§ **AUSGEWÄHLTER TEXTAUSZUG**
Diese Rechtsprechung gilt auch für die hier anzuwendende Rechtslage nach der Verwaltungsgerichtsbarkeitsnovelle 2012. Bei der Prüfung der Rechtzeitigkeit einer Beschwerde handelt es sich um eine Rechtsfrage gemäß § 28 Abs 1 VwGVG, die, wenn Anhaltspunkte für die Verspätung vorliegen, von Amts wegen zu erfolgen hat (vgl VwGH vom 24. März 2015, Ra 2015/09/0011). Das Verwaltungsgericht hat dazu nach amtswegigen Erhebungen Tatsachen festzustellen.

§ **VORLIEGENDE DATENSÄTZE**

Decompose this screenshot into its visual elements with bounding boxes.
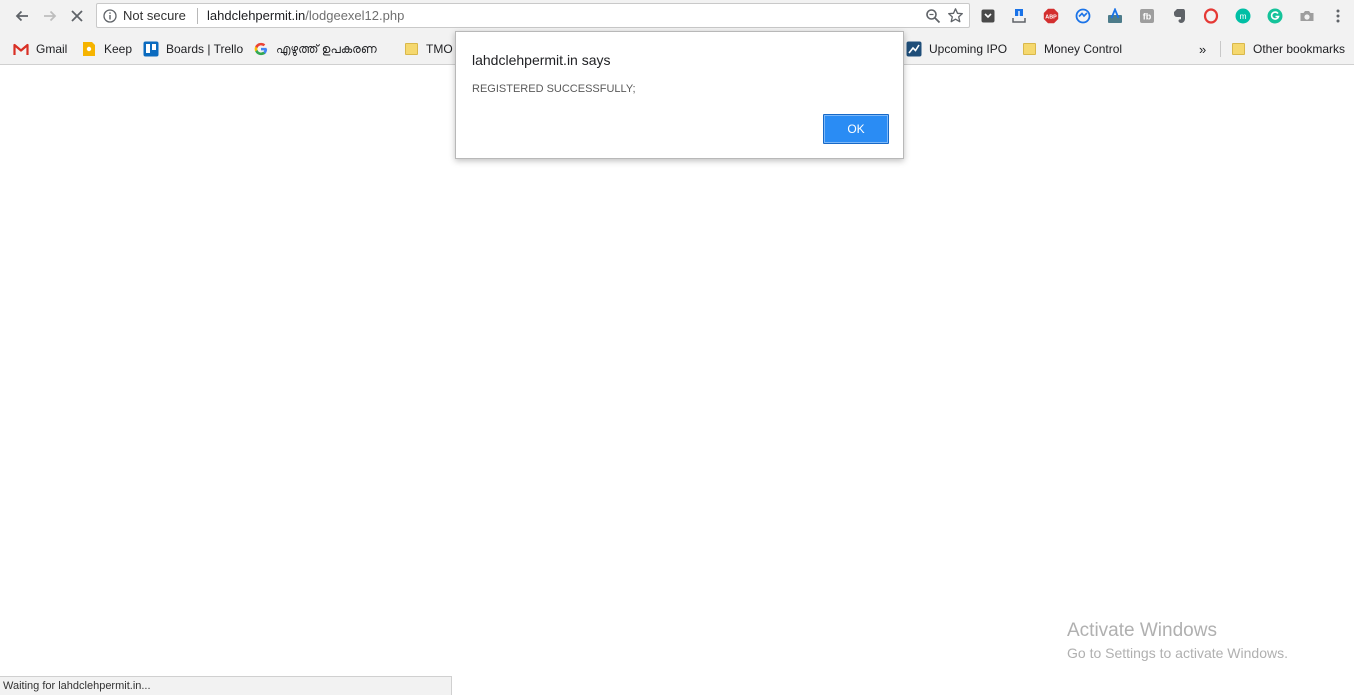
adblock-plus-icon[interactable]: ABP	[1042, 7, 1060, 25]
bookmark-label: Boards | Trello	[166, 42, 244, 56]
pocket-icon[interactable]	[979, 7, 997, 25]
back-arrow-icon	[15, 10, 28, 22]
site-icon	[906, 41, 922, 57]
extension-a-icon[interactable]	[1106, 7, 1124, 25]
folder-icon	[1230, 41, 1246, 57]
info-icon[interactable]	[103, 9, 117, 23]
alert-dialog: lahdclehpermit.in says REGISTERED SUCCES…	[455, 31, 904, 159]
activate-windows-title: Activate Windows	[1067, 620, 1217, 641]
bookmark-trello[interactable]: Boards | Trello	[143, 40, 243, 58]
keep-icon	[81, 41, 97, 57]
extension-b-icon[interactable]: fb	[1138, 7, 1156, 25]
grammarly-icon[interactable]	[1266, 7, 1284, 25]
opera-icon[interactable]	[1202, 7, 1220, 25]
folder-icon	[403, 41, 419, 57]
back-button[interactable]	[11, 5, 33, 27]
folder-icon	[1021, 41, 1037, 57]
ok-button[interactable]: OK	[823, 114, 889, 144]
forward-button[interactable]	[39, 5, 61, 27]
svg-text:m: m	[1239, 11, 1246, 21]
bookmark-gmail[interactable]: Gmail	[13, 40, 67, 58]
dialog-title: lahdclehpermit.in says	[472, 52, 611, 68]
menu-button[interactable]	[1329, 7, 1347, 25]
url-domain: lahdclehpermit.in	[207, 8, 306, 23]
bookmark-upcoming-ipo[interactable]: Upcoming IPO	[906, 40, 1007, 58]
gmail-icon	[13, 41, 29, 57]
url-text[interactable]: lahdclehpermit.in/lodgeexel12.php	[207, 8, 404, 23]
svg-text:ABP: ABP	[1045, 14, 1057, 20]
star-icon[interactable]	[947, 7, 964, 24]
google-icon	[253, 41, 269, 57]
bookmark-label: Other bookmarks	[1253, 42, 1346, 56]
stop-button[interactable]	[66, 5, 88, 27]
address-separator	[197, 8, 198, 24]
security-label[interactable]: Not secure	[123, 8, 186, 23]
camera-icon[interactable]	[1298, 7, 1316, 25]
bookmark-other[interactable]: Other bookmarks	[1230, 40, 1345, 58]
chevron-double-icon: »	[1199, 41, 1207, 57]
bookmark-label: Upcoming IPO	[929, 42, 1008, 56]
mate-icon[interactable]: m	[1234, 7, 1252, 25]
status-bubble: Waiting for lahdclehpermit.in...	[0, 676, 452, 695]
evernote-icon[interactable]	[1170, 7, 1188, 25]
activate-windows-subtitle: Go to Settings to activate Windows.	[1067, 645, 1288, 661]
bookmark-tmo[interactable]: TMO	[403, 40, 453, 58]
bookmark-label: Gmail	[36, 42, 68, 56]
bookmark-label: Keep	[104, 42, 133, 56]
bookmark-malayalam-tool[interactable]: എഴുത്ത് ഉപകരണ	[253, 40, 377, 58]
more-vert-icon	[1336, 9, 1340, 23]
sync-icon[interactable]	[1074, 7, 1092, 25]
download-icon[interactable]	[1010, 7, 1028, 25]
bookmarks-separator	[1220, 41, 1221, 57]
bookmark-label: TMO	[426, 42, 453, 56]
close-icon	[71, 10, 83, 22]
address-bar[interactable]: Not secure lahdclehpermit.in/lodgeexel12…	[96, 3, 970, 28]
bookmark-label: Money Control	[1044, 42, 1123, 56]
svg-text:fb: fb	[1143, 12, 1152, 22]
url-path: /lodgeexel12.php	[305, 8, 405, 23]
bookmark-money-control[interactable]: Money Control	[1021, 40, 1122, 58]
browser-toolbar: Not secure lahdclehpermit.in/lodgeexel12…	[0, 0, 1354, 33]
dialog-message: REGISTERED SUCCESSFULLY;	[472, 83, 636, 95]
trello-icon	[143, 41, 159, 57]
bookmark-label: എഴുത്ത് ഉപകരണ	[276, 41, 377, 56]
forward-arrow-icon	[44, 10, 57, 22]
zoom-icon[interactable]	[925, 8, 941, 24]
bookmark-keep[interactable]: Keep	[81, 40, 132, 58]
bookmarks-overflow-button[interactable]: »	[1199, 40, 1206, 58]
---
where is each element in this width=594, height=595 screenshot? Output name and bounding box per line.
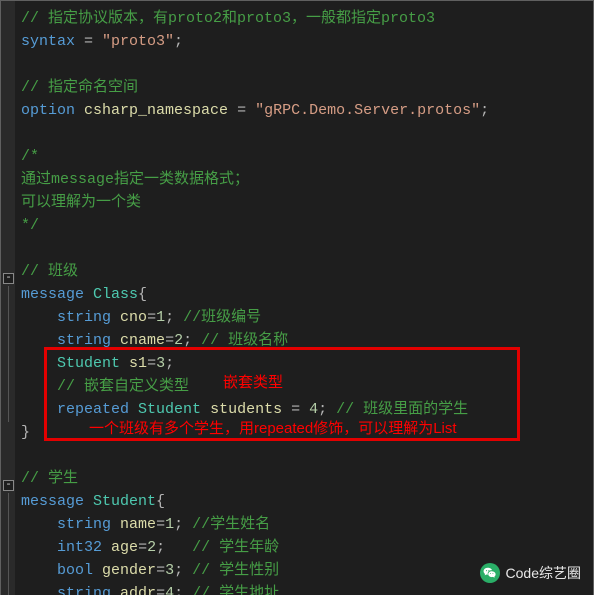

§ **AUFGABEN**
[1] Entnimm dem Text zur Rechtzeitigkeit einer Beschwerde die Passage, die mit den Worten „Diese Rechtsprechung gilt“ beginnt und nach „Erhebungen Tatsachen festzustellen.“ endet, und gib sie unverändert wieder.
[2] Führe den Text zur Rechtzeitigkeit einer Beschwerde im Anschluss an seinen letzten Satz weiter.

§ **LÖSUNGEN**
[1]
Diese Rechtsprechung gilt auch für die hier anzuwendende Rechtslage nach der Verwaltungsgerichtsbarkeitsnovelle 2012. Bei der Prüfung der Rechtzeitigkeit einer Beschwerde handelt es sich um eine Rechtsfrage gemäß § 28 Abs 1 VwGVG, die, wenn Anhaltspunkte für die Verspätung vorliegen, von Amts wegen zu erfolgen hat (vgl VwGH vom 24. März 2015, Ra 2015/09/0011). Das Verwaltungsgericht hat dazu nach amtswegigen Erhebungen Tatsachen festzustellen.

[2]
Gemäß § 38 VwGVG sind soweit in diesem Bundesgesetz nicht anderes bestimmt ist, auf das Verfahren über Beschwerden gemäß Art 130 Abs 1 B-VG in Verwaltungsstrafsachen die Bestimmungen des Verwaltungsstrafgesetzes 1991 - VStG mit Ausnahme des 5. Abschnittes des II. Teils, und des Finanzstrafgesetzes - FinStrG und im Übrigen jene verfahrensrechtlichen Bestimmungen in Bundes- oder Landesgesetzen sinngemäß anzuwenden, die die Behörde in dem dem Verfahren vor dem Verwaltungsgericht vorangegangenen Verfahren angewendet hat oder anzuwenden gehabt hätte. Gemäß § 24 VStG sind unter anderem die §§ 37 erster Satz sowie 45 Abs 3 AVG in Verwaltungsstrafverfahren anzuwenden. Demnach ist den Parteien vom Verwaltungsgericht auch außerhalb einer mündlichen Verhandlung bereits im Rahmen der amtswegigen Prüfung der Rechtzeitigkeit der Beschwerde Gelegenheit zu geben, zu dabei hervorkommenden Tatsachen und Ermittlungsergebnissen Stellung zu nehmen.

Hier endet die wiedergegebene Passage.